■ **WHAT IS REQUIRED**: Copy each line in the data that includes the word "this".

■ **RECORD SET**:
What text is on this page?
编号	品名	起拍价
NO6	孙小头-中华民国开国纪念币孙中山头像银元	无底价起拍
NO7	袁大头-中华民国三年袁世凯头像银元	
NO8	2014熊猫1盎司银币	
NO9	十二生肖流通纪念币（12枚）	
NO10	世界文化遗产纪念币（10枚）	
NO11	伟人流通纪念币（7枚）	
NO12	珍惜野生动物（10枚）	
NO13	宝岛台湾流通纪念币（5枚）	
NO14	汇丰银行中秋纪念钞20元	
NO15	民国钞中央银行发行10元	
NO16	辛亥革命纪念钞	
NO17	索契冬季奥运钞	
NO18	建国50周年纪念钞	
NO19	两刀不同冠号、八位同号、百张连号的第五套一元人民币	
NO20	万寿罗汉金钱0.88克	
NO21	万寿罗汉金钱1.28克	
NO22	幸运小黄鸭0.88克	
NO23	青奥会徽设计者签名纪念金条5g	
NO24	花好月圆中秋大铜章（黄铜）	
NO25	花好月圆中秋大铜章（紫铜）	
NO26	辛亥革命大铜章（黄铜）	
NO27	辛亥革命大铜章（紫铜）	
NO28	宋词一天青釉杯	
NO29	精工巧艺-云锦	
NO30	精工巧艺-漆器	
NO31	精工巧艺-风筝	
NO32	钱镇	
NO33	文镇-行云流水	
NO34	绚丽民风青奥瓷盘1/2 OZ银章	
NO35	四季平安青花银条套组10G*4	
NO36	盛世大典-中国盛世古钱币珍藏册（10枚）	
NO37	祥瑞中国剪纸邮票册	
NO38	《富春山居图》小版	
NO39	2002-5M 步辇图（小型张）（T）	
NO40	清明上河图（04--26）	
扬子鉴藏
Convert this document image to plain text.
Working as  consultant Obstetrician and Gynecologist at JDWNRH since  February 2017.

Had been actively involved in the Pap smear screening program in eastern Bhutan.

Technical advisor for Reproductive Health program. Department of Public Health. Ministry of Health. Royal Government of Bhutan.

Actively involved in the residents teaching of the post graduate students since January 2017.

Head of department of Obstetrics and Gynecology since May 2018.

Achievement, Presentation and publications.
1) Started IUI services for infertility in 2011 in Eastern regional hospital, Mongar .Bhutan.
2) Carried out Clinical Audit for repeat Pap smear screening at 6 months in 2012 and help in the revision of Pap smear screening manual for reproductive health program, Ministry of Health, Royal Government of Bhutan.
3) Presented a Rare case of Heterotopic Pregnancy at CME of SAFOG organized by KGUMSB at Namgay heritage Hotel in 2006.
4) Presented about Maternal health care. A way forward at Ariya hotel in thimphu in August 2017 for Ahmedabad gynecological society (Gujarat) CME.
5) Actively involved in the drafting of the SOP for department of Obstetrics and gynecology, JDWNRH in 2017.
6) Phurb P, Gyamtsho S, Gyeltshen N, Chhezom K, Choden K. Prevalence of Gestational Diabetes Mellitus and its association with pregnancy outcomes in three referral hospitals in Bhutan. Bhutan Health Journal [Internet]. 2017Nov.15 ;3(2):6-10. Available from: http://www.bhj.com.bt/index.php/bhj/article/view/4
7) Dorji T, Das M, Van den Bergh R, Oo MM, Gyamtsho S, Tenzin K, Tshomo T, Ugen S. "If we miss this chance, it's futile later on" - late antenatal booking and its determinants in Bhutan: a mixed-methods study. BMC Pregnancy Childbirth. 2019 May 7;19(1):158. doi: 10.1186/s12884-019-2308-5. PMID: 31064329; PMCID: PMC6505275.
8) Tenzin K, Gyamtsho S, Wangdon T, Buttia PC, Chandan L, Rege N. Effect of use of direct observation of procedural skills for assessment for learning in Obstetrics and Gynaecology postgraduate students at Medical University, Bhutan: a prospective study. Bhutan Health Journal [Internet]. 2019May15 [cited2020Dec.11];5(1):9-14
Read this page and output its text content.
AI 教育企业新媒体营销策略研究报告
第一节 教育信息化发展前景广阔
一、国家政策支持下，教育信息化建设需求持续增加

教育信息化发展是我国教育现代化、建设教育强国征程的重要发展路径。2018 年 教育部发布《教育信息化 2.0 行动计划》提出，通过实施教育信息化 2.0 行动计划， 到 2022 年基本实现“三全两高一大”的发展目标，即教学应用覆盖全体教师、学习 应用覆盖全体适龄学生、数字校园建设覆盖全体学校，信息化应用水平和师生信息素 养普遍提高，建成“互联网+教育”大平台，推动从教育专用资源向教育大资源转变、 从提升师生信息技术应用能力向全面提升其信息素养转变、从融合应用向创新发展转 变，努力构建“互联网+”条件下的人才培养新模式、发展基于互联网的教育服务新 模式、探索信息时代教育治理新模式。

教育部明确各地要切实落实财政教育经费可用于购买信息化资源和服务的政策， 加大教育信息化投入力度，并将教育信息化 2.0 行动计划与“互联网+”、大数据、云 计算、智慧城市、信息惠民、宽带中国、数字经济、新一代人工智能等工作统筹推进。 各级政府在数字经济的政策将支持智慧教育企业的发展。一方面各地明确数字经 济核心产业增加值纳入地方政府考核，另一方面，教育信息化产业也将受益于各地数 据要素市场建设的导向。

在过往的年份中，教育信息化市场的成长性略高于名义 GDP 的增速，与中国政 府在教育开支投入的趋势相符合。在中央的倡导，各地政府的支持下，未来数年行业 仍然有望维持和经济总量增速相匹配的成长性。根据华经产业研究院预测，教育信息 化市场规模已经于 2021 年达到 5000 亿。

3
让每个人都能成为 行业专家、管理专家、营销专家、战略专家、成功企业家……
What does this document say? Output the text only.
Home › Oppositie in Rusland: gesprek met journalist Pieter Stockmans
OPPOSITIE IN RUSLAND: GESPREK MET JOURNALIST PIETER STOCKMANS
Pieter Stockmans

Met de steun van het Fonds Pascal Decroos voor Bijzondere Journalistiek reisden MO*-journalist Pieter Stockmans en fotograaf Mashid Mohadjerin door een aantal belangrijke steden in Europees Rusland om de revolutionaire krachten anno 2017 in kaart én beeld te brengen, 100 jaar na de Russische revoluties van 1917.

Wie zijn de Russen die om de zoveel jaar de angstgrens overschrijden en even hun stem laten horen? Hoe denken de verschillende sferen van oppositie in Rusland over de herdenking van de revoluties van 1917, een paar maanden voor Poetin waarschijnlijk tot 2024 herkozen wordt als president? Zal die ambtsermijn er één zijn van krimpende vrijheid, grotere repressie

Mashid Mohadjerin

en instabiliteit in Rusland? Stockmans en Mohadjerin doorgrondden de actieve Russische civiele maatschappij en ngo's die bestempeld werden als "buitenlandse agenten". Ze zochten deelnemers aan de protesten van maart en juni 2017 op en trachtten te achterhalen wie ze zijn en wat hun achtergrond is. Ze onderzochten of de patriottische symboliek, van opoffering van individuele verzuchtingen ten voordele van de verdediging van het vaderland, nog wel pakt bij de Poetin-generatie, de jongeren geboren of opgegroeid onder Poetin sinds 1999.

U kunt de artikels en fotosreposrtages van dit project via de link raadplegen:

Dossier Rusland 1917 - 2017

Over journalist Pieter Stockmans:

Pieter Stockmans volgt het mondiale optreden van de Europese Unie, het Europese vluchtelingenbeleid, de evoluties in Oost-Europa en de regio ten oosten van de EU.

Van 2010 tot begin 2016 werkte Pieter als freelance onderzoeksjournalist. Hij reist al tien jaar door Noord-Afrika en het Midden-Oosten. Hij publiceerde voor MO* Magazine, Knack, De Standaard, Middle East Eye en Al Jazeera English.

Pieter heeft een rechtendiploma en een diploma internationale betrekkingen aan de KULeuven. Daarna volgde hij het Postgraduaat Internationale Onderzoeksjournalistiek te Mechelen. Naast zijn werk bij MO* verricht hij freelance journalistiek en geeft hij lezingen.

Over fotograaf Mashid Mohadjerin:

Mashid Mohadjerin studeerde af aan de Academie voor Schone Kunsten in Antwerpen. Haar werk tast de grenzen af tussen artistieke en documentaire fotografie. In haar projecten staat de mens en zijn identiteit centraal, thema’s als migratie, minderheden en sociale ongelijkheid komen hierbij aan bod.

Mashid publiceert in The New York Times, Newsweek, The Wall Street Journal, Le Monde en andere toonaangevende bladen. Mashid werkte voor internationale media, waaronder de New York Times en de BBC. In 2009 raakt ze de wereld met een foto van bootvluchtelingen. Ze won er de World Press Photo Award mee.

■ **OUTPUT BELOW**:
What text is on this page?
Convert this document image to plain text.
7) Dorji T, Das M, Van den Bergh R, Oo MM, Gyamtsho S, Tenzin K, Tshomo T, Ugen S. "If we miss this chance, it's futile later on" - late antenatal booking and its determinants in Bhutan: a mixed-methods study. BMC Pregnancy Childbirth. 2019 May 7;19(1):158. doi: 10.1186/s12884-019-2308-5. PMID: 31064329; PMCID: PMC6505275.
Read this page and output its text content.
What does this document say? Output the text only.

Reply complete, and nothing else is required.